-- start DATA FOR PROCESSING --

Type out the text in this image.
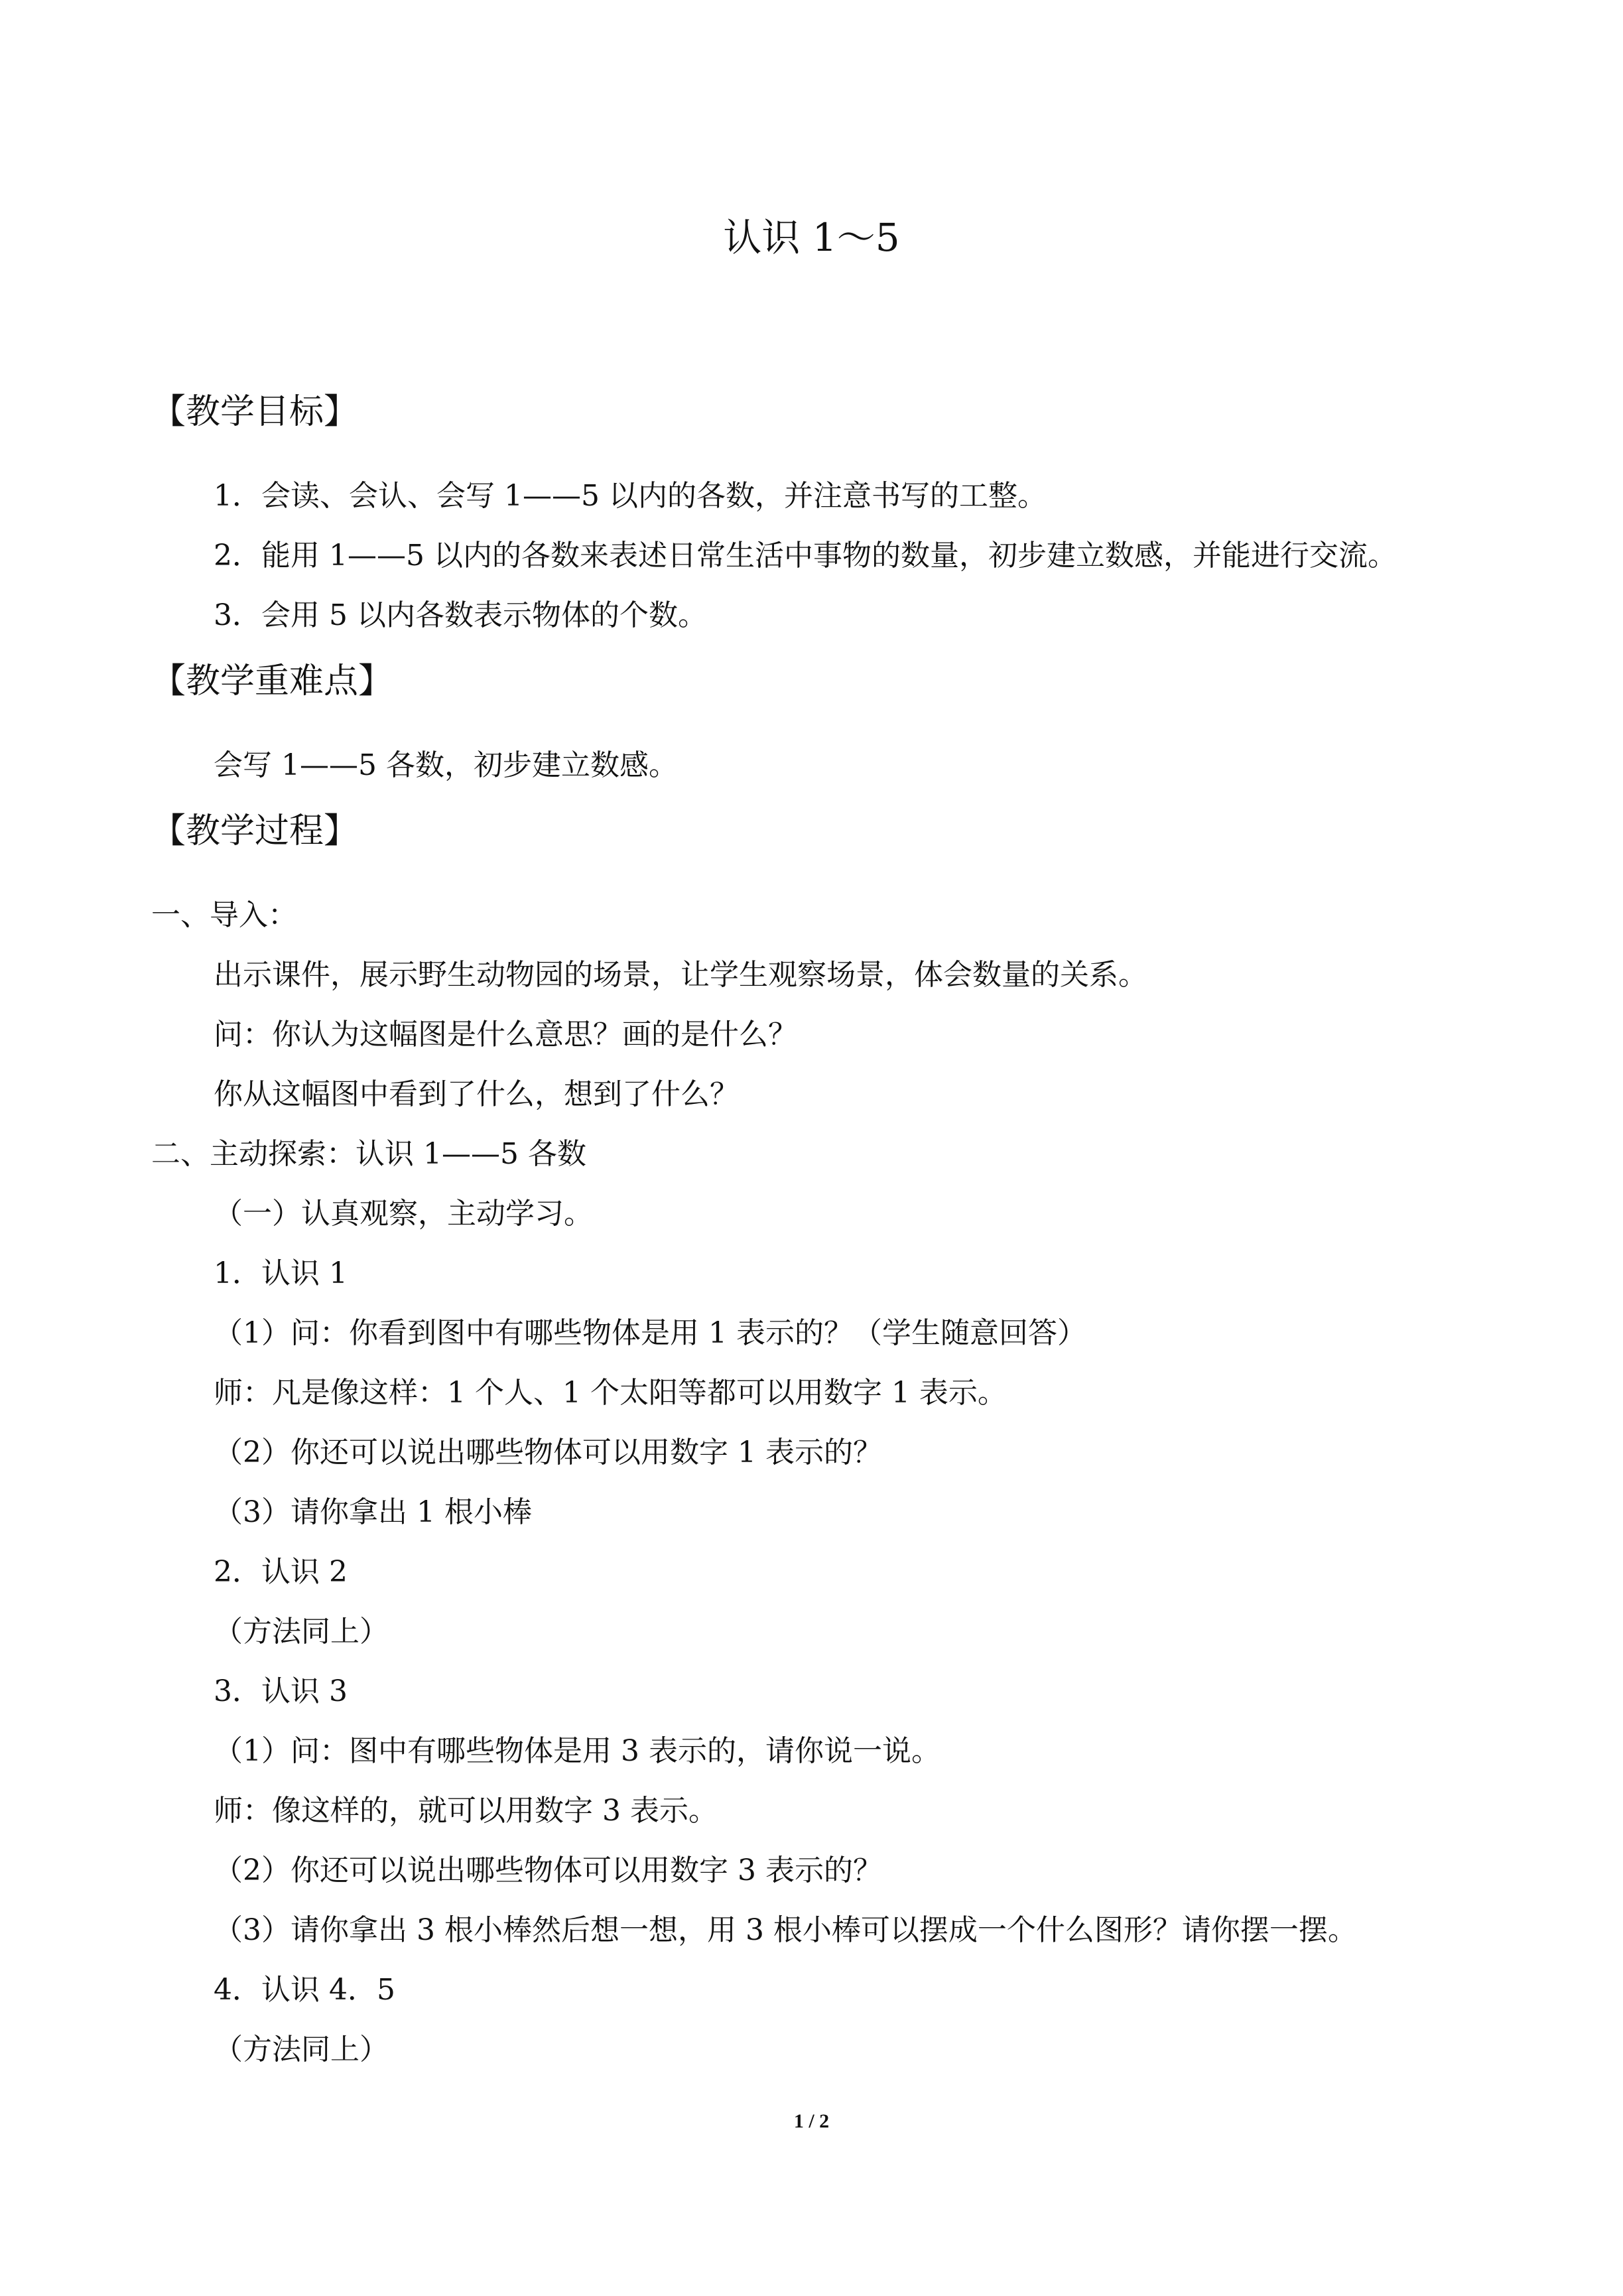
认识 1～5
【教学目标】
1．会读、会认、会写 1——5 以内的各数，并注意书写的工整。
2．能用 1——5 以内的各数来表述日常生活中事物的数量，初步建立数感，并能进行交流。
3．会用 5 以内各数表示物体的个数。
【教学重难点】
会写 1——5 各数，初步建立数感。
【教学过程】
一、导入：
出示课件，展示野生动物园的场景，让学生观察场景，体会数量的关系。
问：你认为这幅图是什么意思？画的是什么？
你从这幅图中看到了什么，想到了什么？
二、主动探索：认识 1——5 各数
（一）认真观察，主动学习。
1．认识 1
（1）问：你看到图中有哪些物体是用 1 表示的？（学生随意回答）
师：凡是像这样：1 个人、1 个太阳等都可以用数字 1 表示。
（2）你还可以说出哪些物体可以用数字 1 表示的？
（3）请你拿出 1 根小棒
2．认识 2
（方法同上）
3．认识 3
（1）问：图中有哪些物体是用 3 表示的，请你说一说。
师：像这样的，就可以用数字 3 表示。
（2）你还可以说出哪些物体可以用数字 3 表示的？
（3）请你拿出 3 根小棒然后想一想，用 3 根小棒可以摆成一个什么图形？请你摆一摆。
4．认识 4．5
（方法同上）
1 / 2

-- end DATA FOR PROCESSING --

Quote the listing above in full, except for the pictures.

Type out the text in this image.
认识 1～5
【教学目标】
1．会读、会认、会写 1——5 以内的各数，并注意书写的工整。
2．能用 1——5 以内的各数来表述日常生活中事物的数量，初步建立数感，并能进行交流。
3．会用 5 以内各数表示物体的个数。
【教学重难点】
会写 1——5 各数，初步建立数感。
【教学过程】
一、导入：
出示课件，展示野生动物园的场景，让学生观察场景，体会数量的关系。
问：你认为这幅图是什么意思？画的是什么？
你从这幅图中看到了什么，想到了什么？
二、主动探索：认识 1——5 各数
（一）认真观察，主动学习。
1．认识 1
（1）问：你看到图中有哪些物体是用 1 表示的？（学生随意回答）
师：凡是像这样：1 个人、1 个太阳等都可以用数字 1 表示。
（2）你还可以说出哪些物体可以用数字 1 表示的？
（3）请你拿出 1 根小棒
2．认识 2
（方法同上）
3．认识 3
（1）问：图中有哪些物体是用 3 表示的，请你说一说。
师：像这样的，就可以用数字 3 表示。
（2）你还可以说出哪些物体可以用数字 3 表示的？
（3）请你拿出 3 根小棒然后想一想，用 3 根小棒可以摆成一个什么图形？请你摆一摆。
4．认识 4．5
（方法同上）
1 / 2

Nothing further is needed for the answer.